Task to complete
Pull each line holding "text" out of the entries below.

Record excerpts

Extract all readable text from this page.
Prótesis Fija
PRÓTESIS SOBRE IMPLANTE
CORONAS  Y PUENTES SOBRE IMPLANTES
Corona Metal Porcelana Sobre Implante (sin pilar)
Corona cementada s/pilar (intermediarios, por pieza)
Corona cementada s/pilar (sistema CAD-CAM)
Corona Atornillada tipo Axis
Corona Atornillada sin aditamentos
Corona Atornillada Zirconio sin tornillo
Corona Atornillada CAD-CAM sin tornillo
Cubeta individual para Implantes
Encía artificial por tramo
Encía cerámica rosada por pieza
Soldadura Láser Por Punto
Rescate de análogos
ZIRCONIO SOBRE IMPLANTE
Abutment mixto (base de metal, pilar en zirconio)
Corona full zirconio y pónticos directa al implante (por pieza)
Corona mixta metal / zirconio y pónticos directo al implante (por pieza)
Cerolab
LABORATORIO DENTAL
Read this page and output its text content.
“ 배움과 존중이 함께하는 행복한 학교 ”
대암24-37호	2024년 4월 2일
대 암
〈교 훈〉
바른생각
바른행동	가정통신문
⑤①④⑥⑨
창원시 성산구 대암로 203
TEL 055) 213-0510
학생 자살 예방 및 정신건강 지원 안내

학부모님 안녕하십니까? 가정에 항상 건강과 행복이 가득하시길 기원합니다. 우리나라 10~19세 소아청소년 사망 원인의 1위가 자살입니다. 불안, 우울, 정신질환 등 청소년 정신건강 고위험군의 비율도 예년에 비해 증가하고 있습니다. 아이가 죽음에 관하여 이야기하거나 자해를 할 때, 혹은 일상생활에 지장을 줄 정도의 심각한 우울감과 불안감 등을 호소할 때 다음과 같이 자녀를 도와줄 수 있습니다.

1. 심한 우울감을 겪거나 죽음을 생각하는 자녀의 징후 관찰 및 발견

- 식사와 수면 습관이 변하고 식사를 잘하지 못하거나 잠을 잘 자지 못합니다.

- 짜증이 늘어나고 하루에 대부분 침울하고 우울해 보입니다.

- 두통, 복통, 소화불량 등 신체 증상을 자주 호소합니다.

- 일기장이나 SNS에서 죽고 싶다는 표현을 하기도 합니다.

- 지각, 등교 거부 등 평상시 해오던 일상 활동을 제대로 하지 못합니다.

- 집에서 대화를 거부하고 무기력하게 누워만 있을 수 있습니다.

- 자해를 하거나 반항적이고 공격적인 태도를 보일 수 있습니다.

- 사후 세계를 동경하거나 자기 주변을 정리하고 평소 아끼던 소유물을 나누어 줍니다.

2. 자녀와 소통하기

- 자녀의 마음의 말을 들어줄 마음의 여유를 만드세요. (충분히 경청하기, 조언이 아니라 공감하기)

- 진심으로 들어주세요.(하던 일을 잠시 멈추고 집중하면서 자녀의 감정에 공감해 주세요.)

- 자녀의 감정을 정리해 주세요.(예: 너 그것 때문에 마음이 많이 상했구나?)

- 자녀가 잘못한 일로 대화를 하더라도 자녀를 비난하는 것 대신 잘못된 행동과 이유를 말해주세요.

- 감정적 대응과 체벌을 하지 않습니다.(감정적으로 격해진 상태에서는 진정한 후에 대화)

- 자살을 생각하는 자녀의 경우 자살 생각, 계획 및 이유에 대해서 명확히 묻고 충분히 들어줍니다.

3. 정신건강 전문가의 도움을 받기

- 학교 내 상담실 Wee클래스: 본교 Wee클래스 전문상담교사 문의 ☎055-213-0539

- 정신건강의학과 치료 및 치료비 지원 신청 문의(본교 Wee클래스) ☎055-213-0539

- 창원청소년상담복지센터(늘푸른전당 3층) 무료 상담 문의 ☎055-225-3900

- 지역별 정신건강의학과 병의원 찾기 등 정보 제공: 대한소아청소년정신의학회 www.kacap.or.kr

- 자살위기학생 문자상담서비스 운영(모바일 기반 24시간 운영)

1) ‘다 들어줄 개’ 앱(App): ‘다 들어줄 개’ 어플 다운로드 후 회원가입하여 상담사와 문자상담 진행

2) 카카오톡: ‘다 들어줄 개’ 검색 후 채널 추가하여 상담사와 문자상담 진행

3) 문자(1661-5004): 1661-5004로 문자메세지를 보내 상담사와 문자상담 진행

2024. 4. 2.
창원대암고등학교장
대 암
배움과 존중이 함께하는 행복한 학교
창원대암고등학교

Exercise solution
Extract all readable text from this page.
Read this page and output its text content.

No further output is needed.